Short task » Your task is to repeat the lines below exactly, excluding any pictures they contain.
** start of Records to process **
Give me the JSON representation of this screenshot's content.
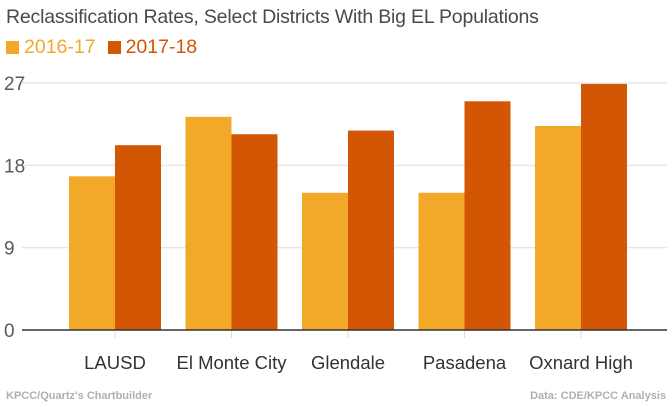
{
  "chart_data": {
    "type": "bar",
    "title": "Reclassification Rates, Select Districts With Big EL Populations",
    "categories": [
      "LAUSD",
      "El Monte City",
      "Glendale",
      "Pasadena",
      "Oxnard High"
    ],
    "series": [
      {
        "name": "2016-17",
        "color": "#f2a929",
        "values": [
          16.8,
          23.3,
          15.0,
          15.0,
          22.3
        ]
      },
      {
        "name": "2017-18",
        "color": "#d35604",
        "values": [
          20.2,
          21.4,
          21.8,
          25.0,
          26.9
        ]
      }
    ],
    "yticks": [
      "0",
      "9",
      "18",
      "27"
    ],
    "ylim": [
      0,
      27
    ],
    "grid": true,
    "legend": "top-left",
    "xlabel": "",
    "ylabel": ""
  },
  "footer": {
    "credit": "KPCC/Quartz's Chartbuilder",
    "source": "Data: CDE/KPCC Analysis"
  }
}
** end of Records to process **
Exercise solution »
Give me the JSON representation of this screenshot's content.
{
  "chart_data": {
    "type": "bar",
    "title": "Reclassification Rates, Select Districts With Big EL Populations",
    "categories": [
      "LAUSD",
      "El Monte City",
      "Glendale",
      "Pasadena",
      "Oxnard High"
    ],
    "series": [
      {
        "name": "2016-17",
        "color": "#f2a929",
        "values": [
          16.8,
          23.3,
          15.0,
          15.0,
          22.3
        ]
      },
      {
        "name": "2017-18",
        "color": "#d35604",
        "values": [
          20.2,
          21.4,
          21.8,
          25.0,
          26.9
        ]
      }
    ],
    "yticks": [
      "0",
      "9",
      "18",
      "27"
    ],
    "ylim": [
      0,
      27
    ],
    "grid": true,
    "legend": "top-left",
    "xlabel": "",
    "ylabel": ""
  },
  "footer": {
    "credit": "KPCC/Quartz's Chartbuilder",
    "source": "Data: CDE/KPCC Analysis"
  }
}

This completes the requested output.